— START OF DATA LISTING —
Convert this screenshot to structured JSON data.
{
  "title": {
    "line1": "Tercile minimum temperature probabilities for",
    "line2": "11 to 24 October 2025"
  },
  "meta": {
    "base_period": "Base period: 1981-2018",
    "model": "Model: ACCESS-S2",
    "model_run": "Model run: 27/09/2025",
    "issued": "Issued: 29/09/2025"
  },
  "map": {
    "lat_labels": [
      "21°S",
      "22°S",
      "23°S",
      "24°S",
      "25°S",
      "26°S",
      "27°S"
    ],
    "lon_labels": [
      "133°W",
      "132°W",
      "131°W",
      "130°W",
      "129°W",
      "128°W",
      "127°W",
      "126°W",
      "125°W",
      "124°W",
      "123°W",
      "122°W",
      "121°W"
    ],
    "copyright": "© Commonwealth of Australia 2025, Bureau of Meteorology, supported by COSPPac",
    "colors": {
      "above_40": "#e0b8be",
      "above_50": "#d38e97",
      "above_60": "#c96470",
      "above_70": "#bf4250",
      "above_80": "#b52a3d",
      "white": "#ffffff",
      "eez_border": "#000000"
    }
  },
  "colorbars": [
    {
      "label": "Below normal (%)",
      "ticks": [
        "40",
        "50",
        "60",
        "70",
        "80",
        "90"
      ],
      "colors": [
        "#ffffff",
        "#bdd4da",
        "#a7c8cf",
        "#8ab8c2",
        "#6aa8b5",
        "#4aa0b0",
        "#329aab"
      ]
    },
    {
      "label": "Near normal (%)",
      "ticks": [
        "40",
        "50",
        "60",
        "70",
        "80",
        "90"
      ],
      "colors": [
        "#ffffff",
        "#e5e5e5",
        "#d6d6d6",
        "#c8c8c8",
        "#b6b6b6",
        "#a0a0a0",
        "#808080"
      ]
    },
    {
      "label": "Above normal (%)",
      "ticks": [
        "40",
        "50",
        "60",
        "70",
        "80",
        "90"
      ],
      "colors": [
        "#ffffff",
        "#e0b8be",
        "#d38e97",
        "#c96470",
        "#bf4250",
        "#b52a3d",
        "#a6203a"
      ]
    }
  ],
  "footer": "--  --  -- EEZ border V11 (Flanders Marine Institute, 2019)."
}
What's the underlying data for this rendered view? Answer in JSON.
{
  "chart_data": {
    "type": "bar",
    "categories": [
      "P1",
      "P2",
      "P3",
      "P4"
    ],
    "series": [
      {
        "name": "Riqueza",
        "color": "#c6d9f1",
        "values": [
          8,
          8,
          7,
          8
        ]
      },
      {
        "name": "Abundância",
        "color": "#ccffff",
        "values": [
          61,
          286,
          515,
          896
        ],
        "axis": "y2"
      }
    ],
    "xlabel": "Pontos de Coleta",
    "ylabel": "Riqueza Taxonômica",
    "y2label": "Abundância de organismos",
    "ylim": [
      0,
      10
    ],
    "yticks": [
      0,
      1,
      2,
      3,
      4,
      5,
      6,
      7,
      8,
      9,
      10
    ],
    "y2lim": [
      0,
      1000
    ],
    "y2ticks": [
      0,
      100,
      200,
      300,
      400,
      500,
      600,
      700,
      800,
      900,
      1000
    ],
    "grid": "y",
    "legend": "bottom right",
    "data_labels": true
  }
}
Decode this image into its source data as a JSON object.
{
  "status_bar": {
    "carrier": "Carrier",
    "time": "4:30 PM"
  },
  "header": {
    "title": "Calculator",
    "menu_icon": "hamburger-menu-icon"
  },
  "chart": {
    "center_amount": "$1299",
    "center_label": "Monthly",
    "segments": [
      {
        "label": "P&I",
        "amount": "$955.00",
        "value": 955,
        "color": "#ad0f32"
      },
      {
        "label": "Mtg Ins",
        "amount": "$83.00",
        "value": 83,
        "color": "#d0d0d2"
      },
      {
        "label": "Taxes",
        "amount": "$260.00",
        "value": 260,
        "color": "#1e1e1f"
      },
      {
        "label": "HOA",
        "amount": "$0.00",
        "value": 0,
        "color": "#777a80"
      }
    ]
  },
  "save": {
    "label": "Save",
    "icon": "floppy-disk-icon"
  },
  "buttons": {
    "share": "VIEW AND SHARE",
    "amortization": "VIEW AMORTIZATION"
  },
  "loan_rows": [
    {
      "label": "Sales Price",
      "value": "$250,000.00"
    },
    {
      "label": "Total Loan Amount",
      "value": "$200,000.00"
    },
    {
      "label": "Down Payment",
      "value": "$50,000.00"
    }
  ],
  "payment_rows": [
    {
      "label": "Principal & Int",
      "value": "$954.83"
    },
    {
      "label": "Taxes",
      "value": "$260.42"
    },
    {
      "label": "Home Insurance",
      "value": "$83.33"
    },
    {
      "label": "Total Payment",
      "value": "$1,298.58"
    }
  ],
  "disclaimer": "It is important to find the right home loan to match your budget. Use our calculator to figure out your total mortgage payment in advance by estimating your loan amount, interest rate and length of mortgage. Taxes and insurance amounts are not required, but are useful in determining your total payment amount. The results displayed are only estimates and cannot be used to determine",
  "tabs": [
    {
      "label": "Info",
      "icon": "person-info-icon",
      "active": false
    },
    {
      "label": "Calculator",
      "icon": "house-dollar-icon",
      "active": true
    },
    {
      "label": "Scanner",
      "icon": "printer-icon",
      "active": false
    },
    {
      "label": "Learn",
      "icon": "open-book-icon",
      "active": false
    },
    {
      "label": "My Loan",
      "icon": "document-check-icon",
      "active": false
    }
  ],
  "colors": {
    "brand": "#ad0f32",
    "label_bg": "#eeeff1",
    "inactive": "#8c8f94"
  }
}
— END OF DATA LISTING —
WHAT IS REQUIRED - Write each line above out exactly.

SOLVED EXERCISE -
Convert this screenshot to structured JSON data.
{
  "title": {
    "line1": "Tercile minimum temperature probabilities for",
    "line2": "11 to 24 October 2025"
  },
  "meta": {
    "base_period": "Base period: 1981-2018",
    "model": "Model: ACCESS-S2",
    "model_run": "Model run: 27/09/2025",
    "issued": "Issued: 29/09/2025"
  },
  "map": {
    "lat_labels": [
      "21°S",
      "22°S",
      "23°S",
      "24°S",
      "25°S",
      "26°S",
      "27°S"
    ],
    "lon_labels": [
      "133°W",
      "132°W",
      "131°W",
      "130°W",
      "129°W",
      "128°W",
      "127°W",
      "126°W",
      "125°W",
      "124°W",
      "123°W",
      "122°W",
      "121°W"
    ],
    "copyright": "© Commonwealth of Australia 2025, Bureau of Meteorology, supported by COSPPac",
    "colors": {
      "above_40": "#e0b8be",
      "above_50": "#d38e97",
      "above_60": "#c96470",
      "above_70": "#bf4250",
      "above_80": "#b52a3d",
      "white": "#ffffff",
      "eez_border": "#000000"
    }
  },
  "colorbars": [
    {
      "label": "Below normal (%)",
      "ticks": [
        "40",
        "50",
        "60",
        "70",
        "80",
        "90"
      ],
      "colors": [
        "#ffffff",
        "#bdd4da",
        "#a7c8cf",
        "#8ab8c2",
        "#6aa8b5",
        "#4aa0b0",
        "#329aab"
      ]
    },
    {
      "label": "Near normal (%)",
      "ticks": [
        "40",
        "50",
        "60",
        "70",
        "80",
        "90"
      ],
      "colors": [
        "#ffffff",
        "#e5e5e5",
        "#d6d6d6",
        "#c8c8c8",
        "#b6b6b6",
        "#a0a0a0",
        "#808080"
      ]
    },
    {
      "label": "Above normal (%)",
      "ticks": [
        "40",
        "50",
        "60",
        "70",
        "80",
        "90"
      ],
      "colors": [
        "#ffffff",
        "#e0b8be",
        "#d38e97",
        "#c96470",
        "#bf4250",
        "#b52a3d",
        "#a6203a"
      ]
    }
  ],
  "footer": "--  --  -- EEZ border V11 (Flanders Marine Institute, 2019)."
}
What's the underlying data for this rendered view? Answer in JSON.
{
  "chart_data": {
    "type": "bar",
    "categories": [
      "P1",
      "P2",
      "P3",
      "P4"
    ],
    "series": [
      {
        "name": "Riqueza",
        "color": "#c6d9f1",
        "values": [
          8,
          8,
          7,
          8
        ]
      },
      {
        "name": "Abundância",
        "color": "#ccffff",
        "values": [
          61,
          286,
          515,
          896
        ],
        "axis": "y2"
      }
    ],
    "xlabel": "Pontos de Coleta",
    "ylabel": "Riqueza Taxonômica",
    "y2label": "Abundância de organismos",
    "ylim": [
      0,
      10
    ],
    "yticks": [
      0,
      1,
      2,
      3,
      4,
      5,
      6,
      7,
      8,
      9,
      10
    ],
    "y2lim": [
      0,
      1000
    ],
    "y2ticks": [
      0,
      100,
      200,
      300,
      400,
      500,
      600,
      700,
      800,
      900,
      1000
    ],
    "grid": "y",
    "legend": "bottom right",
    "data_labels": true
  }
}
Decode this image into its source data as a JSON object.
{
  "status_bar": {
    "carrier": "Carrier",
    "time": "4:30 PM"
  },
  "header": {
    "title": "Calculator",
    "menu_icon": "hamburger-menu-icon"
  },
  "chart": {
    "center_amount": "$1299",
    "center_label": "Monthly",
    "segments": [
      {
        "label": "P&I",
        "amount": "$955.00",
        "value": 955,
        "color": "#ad0f32"
      },
      {
        "label": "Mtg Ins",
        "amount": "$83.00",
        "value": 83,
        "color": "#d0d0d2"
      },
      {
        "label": "Taxes",
        "amount": "$260.00",
        "value": 260,
        "color": "#1e1e1f"
      },
      {
        "label": "HOA",
        "amount": "$0.00",
        "value": 0,
        "color": "#777a80"
      }
    ]
  },
  "save": {
    "label": "Save",
    "icon": "floppy-disk-icon"
  },
  "buttons": {
    "share": "VIEW AND SHARE",
    "amortization": "VIEW AMORTIZATION"
  },
  "loan_rows": [
    {
      "label": "Sales Price",
      "value": "$250,000.00"
    },
    {
      "label": "Total Loan Amount",
      "value": "$200,000.00"
    },
    {
      "label": "Down Payment",
      "value": "$50,000.00"
    }
  ],
  "payment_rows": [
    {
      "label": "Principal & Int",
      "value": "$954.83"
    },
    {
      "label": "Taxes",
      "value": "$260.42"
    },
    {
      "label": "Home Insurance",
      "value": "$83.33"
    },
    {
      "label": "Total Payment",
      "value": "$1,298.58"
    }
  ],
  "disclaimer": "It is important to find the right home loan to match your budget. Use our calculator to figure out your total mortgage payment in advance by estimating your loan amount, interest rate and length of mortgage. Taxes and insurance amounts are not required, but are useful in determining your total payment amount. The results displayed are only estimates and cannot be used to determine",
  "tabs": [
    {
      "label": "Info",
      "icon": "person-info-icon",
      "active": false
    },
    {
      "label": "Calculator",
      "icon": "house-dollar-icon",
      "active": true
    },
    {
      "label": "Scanner",
      "icon": "printer-icon",
      "active": false
    },
    {
      "label": "Learn",
      "icon": "open-book-icon",
      "active": false
    },
    {
      "label": "My Loan",
      "icon": "document-check-icon",
      "active": false
    }
  ],
  "colors": {
    "brand": "#ad0f32",
    "label_bg": "#eeeff1",
    "inactive": "#8c8f94"
  }
}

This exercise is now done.